> _Problem_: Extract every line that includes the string "into".

[START OF Input material]

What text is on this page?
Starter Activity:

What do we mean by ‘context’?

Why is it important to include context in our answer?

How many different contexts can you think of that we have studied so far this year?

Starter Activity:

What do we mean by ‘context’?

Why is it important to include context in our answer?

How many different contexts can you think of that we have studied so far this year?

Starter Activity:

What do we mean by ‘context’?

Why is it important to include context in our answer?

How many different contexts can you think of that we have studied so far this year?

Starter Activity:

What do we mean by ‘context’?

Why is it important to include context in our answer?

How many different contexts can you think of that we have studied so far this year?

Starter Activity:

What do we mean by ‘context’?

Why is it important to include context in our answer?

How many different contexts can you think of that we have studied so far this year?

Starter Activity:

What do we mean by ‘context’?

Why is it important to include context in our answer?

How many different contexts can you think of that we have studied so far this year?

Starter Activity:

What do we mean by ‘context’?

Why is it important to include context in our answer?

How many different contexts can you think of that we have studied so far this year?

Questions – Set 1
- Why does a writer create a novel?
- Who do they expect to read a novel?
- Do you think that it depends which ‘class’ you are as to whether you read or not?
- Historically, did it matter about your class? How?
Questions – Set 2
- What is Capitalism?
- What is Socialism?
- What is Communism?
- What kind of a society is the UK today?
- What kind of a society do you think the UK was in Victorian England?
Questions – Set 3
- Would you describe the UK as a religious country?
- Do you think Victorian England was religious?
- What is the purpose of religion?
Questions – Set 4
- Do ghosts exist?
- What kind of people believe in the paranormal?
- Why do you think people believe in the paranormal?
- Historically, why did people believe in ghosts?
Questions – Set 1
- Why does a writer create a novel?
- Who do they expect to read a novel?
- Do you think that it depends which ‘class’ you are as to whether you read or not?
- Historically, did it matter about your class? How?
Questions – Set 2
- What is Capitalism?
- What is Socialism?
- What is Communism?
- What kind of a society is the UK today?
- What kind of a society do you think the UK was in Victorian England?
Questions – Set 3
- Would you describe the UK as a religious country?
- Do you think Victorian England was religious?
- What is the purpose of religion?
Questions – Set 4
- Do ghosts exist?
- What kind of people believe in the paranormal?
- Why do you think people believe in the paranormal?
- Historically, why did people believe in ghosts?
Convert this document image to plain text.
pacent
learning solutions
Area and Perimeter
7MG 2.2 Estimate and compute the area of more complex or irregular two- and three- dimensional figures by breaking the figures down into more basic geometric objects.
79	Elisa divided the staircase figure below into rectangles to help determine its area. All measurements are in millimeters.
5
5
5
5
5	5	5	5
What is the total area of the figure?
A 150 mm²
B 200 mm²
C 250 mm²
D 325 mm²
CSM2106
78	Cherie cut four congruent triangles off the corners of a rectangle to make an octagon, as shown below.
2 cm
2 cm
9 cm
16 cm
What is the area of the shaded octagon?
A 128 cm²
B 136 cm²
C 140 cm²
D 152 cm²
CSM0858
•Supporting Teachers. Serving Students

[END OF Input material]

> _Full output_:
7MG 2.2 Estimate and compute the area of more complex or irregular two- and three- dimensional figures by breaking the figures down into more basic geometric objects.
79	Elisa divided the staircase figure below into rectangles to help determine its area. All measurements are in millimeters.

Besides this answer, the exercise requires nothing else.